● **QUOTED TEXT**
******

Table 2 suggested that the metal-doping with the 3d transition metals stabilizes the ceria crystal structure rather than with the lanthanoid metals. In addition, focusing on the group of doped metal elements, the result of the BOP value was larger in the order of the 3d, 4d, and 5d transition metals. In doping with the 3d, 4d, and 5d transition metal elements, it was easily understood that the stability was changed due to the number of electrons occupied by the outermost orbitals. The bond between the doped metal atom and the oxygen atom (M–O) became more stabilized by doping with the 5, 6, and 7 group metals. On the other hand, doping with the lanthanoid metals, which have the f-orbital in the outer shell, the stability in the ceria crystal structure could not be effective.

Table 2 shows the doping usefulness of the transition metal atoms with d-orbitals, and the stability depends on the number of electrons occupied by the d-orbitals. In addition, when the 4d and 5d transition metals were doped, the crystal structure was more stable than the 3d transition metals. Therefore, it was considered that the index for the suitable hydrogen production materials was given about the metal-doped ceria material, which has not yet been synthesized.

Evaluation of p-DOS

The BOP change depending on the doped metal is described in “Evaluation of BOP” Section. Although all of them have the same crystal structure of the fluorite type, the difference in the bond strength could be explained by the magnitude of the interaction between the doped metal and the oxygen atom in the M@Ce12O836+ cluster model. Here, it is described the features of the doped ceria with the 3d transition metals, and the relation between the doped metal atoms and the oxygen atoms. The p-DOS results show the 3d orbital of the transition metal and the 2p orbital of the first nearest oxygen atom in each M@Ce12O836+ cluster model. The detailed calculation results are shown in SI. 1 to 12.

Figure 1 shows the p-DOS in each transition metal's 3d orbitals, and Fig. 2 shows the p-DOS in the 2p orbitals of the oxygen atom in each 3d transition metal-doped M@Ce12O836+ cluster model (M = Ti, V, Cr, Mn, Fe, Co, Ni, Cu, Zn, Ce). The vacuum level was set as 0 eV as the reference level in both cases. From Fig. 1, doping into ceria significantly changes the electronic state of the 3d orbitals. The d-orbital levels are shifted to lower energy as the atomic number of the doped metal increases. On the other hand, Fig. 2 shows little change in the peak position or peak shift regardless. This result suggested that the effect of doping the transition metal was small on the electronic state of oxygen.

******

● **RECORDS SHOWN**
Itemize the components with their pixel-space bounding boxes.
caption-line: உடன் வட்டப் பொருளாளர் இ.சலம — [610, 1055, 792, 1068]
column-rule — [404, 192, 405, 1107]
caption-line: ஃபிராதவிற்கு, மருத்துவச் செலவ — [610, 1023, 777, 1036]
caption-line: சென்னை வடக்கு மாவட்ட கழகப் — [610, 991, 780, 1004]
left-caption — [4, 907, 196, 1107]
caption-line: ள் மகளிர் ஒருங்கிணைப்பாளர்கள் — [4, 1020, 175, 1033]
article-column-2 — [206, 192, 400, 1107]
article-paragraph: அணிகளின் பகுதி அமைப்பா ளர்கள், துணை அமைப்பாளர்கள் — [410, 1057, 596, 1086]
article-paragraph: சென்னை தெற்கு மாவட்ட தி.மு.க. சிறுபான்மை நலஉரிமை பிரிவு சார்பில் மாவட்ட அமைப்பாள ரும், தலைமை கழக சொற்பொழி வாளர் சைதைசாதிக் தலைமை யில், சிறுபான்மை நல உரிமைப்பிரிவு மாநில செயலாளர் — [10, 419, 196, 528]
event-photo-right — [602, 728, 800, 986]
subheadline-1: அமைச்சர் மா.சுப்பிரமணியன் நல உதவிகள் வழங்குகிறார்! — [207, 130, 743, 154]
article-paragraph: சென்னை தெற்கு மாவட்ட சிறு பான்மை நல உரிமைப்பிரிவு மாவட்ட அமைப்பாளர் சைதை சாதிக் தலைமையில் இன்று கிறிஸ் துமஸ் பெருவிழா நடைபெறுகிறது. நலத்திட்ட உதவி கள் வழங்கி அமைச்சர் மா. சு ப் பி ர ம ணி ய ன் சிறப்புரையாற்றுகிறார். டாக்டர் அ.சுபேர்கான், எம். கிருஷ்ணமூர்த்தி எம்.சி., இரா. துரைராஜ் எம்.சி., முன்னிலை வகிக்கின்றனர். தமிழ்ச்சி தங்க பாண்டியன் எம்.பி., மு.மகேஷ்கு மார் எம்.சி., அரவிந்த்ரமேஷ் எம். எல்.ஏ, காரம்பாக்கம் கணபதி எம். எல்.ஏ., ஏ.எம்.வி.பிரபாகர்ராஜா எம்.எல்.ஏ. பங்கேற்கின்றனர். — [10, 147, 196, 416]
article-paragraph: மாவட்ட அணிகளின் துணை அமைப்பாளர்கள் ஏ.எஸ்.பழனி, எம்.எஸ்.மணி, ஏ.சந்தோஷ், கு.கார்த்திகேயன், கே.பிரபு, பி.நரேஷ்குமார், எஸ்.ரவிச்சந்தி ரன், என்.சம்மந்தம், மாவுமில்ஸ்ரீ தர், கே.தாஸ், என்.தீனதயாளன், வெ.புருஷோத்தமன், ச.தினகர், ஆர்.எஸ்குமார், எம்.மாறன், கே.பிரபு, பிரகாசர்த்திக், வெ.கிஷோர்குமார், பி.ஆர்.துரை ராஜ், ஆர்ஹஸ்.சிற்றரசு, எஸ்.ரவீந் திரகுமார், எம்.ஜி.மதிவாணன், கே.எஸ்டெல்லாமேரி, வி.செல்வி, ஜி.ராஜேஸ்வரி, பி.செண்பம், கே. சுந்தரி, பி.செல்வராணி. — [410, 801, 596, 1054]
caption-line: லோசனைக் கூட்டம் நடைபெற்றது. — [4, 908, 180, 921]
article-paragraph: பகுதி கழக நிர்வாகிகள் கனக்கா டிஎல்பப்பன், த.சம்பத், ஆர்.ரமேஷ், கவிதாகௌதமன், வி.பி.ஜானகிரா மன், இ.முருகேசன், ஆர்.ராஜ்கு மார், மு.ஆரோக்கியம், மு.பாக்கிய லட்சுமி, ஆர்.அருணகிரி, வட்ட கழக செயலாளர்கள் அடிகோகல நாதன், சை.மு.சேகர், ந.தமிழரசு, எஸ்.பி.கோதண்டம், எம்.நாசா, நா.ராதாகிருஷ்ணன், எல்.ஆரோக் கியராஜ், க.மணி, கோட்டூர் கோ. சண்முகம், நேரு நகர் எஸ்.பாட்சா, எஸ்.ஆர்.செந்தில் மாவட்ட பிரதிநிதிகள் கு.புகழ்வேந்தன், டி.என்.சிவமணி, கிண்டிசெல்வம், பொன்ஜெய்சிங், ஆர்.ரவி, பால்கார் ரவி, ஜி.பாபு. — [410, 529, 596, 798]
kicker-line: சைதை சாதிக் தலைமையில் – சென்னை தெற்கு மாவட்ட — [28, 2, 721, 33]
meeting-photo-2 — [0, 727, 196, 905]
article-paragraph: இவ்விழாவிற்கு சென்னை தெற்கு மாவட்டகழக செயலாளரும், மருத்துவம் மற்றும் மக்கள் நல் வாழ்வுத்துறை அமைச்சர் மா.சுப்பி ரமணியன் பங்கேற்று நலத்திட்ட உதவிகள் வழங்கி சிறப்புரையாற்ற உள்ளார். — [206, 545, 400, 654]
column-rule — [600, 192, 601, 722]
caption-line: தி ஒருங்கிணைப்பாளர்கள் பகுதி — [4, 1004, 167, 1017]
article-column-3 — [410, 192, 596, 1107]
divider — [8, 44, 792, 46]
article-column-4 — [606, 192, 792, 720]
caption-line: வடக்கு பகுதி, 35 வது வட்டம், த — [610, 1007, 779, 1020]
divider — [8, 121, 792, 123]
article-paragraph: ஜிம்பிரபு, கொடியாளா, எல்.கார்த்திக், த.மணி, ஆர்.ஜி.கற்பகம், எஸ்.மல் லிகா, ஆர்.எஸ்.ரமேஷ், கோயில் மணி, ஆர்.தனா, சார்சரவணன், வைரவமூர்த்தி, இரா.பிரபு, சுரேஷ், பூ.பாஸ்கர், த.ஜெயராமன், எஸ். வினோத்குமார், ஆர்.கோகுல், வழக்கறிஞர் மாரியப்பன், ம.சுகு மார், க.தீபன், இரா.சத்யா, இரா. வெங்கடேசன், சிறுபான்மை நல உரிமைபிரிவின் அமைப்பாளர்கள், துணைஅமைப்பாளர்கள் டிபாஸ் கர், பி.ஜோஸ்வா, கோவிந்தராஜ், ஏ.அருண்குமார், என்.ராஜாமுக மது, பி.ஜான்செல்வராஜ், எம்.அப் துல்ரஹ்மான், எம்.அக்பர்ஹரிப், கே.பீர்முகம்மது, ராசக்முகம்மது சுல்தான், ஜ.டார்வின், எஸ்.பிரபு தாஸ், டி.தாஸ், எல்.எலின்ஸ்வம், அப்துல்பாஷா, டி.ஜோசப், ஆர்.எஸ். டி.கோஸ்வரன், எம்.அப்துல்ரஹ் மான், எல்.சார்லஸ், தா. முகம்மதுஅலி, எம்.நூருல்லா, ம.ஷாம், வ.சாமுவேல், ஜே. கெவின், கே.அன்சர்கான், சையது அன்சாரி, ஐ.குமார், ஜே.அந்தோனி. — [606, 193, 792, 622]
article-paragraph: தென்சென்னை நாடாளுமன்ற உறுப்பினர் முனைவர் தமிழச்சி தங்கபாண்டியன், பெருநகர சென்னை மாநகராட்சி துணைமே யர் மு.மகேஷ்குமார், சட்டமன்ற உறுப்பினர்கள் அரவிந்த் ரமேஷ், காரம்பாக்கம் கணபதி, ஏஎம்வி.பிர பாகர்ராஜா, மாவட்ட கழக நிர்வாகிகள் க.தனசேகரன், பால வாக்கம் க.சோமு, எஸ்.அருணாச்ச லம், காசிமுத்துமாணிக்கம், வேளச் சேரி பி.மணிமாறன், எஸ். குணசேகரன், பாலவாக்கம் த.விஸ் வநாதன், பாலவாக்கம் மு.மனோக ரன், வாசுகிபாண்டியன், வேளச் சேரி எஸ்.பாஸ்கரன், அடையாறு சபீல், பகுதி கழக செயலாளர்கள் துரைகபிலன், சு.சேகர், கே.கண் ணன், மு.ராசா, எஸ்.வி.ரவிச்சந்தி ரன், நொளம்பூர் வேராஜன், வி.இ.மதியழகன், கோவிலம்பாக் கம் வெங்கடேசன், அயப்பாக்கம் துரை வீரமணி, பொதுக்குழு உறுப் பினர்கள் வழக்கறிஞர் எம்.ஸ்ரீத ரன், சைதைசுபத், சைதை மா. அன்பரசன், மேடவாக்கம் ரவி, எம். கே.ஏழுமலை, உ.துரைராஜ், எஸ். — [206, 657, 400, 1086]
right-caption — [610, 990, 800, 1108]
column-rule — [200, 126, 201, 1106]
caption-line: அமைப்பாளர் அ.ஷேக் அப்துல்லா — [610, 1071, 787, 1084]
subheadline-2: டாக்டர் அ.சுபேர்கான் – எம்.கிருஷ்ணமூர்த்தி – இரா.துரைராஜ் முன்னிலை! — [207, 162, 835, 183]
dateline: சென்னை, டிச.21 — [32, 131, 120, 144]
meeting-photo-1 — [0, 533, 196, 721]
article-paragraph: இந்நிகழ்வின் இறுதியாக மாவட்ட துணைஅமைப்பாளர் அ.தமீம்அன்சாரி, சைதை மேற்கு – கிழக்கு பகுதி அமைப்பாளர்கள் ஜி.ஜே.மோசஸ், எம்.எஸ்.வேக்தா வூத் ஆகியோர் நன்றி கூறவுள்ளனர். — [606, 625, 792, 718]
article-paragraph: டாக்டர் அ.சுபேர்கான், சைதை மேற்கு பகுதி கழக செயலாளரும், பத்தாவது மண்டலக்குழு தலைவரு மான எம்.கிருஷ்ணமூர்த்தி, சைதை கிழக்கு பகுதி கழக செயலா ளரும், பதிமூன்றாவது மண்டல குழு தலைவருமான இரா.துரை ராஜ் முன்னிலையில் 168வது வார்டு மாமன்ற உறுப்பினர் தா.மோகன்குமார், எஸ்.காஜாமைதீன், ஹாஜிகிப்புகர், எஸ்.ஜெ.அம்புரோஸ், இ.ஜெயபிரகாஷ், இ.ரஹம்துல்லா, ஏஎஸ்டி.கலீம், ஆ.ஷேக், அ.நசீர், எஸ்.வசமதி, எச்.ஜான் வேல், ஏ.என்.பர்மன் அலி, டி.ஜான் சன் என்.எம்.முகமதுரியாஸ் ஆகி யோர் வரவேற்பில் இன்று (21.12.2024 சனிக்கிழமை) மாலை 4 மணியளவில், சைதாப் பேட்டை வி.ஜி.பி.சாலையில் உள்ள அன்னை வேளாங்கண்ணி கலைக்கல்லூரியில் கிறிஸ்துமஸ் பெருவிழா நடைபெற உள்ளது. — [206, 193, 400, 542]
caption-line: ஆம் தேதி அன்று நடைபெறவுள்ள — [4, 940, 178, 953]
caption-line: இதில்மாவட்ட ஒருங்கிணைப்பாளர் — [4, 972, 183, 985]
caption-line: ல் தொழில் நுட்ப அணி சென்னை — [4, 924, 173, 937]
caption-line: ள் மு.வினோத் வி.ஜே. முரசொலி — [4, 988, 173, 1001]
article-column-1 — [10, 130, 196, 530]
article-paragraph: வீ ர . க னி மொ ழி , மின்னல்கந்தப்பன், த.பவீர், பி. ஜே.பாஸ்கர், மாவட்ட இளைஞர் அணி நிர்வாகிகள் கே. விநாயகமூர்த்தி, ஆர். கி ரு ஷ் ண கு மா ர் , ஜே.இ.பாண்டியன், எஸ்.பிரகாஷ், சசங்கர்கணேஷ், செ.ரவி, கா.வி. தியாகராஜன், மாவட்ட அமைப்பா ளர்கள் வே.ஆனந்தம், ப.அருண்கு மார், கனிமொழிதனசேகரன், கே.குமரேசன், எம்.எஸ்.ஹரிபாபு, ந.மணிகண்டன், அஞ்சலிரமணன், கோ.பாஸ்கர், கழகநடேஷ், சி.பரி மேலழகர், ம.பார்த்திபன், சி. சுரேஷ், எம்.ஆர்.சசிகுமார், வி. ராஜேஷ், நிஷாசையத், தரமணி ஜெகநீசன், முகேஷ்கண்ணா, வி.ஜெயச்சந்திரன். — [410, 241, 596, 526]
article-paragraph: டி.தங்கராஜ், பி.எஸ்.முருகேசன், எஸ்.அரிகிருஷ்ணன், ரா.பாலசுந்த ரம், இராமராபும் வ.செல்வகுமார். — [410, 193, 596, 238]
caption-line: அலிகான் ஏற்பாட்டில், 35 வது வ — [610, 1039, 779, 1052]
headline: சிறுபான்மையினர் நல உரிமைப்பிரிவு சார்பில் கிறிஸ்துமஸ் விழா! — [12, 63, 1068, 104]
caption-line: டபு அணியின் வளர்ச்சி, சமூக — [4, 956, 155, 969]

******

● **PROBLEM SET**
a) Reproduce the passage on metal-doped ceria word for word, starting with "The BOP change" and going on through "SI. 1 to 12.".
b) Carry on the passage about metal-doped ceria from its final sentence.

● **RESPONSES FOR EACH TASK**
a)
The BOP change depending on the doped metal is described in “Evaluation of BOP” Section. Although all of them have the same crystal structure of the fluorite type, the difference in the bond strength could be explained by the magnitude of the interaction between the doped metal and the oxygen atom in the M@Ce12O836+ cluster model. Here, it is described the features of the doped ceria with the 3d transition metals, and the relation between the doped metal atoms and the oxygen atoms. The p-DOS results show the 3d orbital of the transition metal and the 2p orbital of the first nearest oxygen atom in each M@Ce12O836+ cluster model. The detailed calculation results are shown in SI. 1 to 12.

b)
Figure 1
figure 1

p-DOS for the 3d orbitals of the doped metal atoms in the M@Ce12O836+ cluster model, the vacuum level is the reference energy level (M = Ti, V, Cr, Mn, Fe, Co, Ni, Cu, Zn, Ce).

Figure 2
figure 2

p-DOS for the 2p orbitals of the oxygen atoms in the M@Ce12O836+ cluster model, the vacuum level is the reference energy level (M = Ti, V, Cr, Mn, Fe, Co, Ni, Cu, Zn, Ce).

Therefore, it was suggested that the interaction between the oxygen atom and the cerium atoms affected the bond state between the doped metal atom and the oxygen atom (M–O). In other words, the stabilization of the ceria crystal can be achieved by doping transition metal atoms which do not prevent the spatial expansion of electrons on cerium and oxygen atoms. It is because most of the bonds in the ceria crystal are composed of the bonds between the cerium atoms and the oxygen atoms (M–O). The bond strength shown in Tables 1 and 2 results depends on the doped central metal.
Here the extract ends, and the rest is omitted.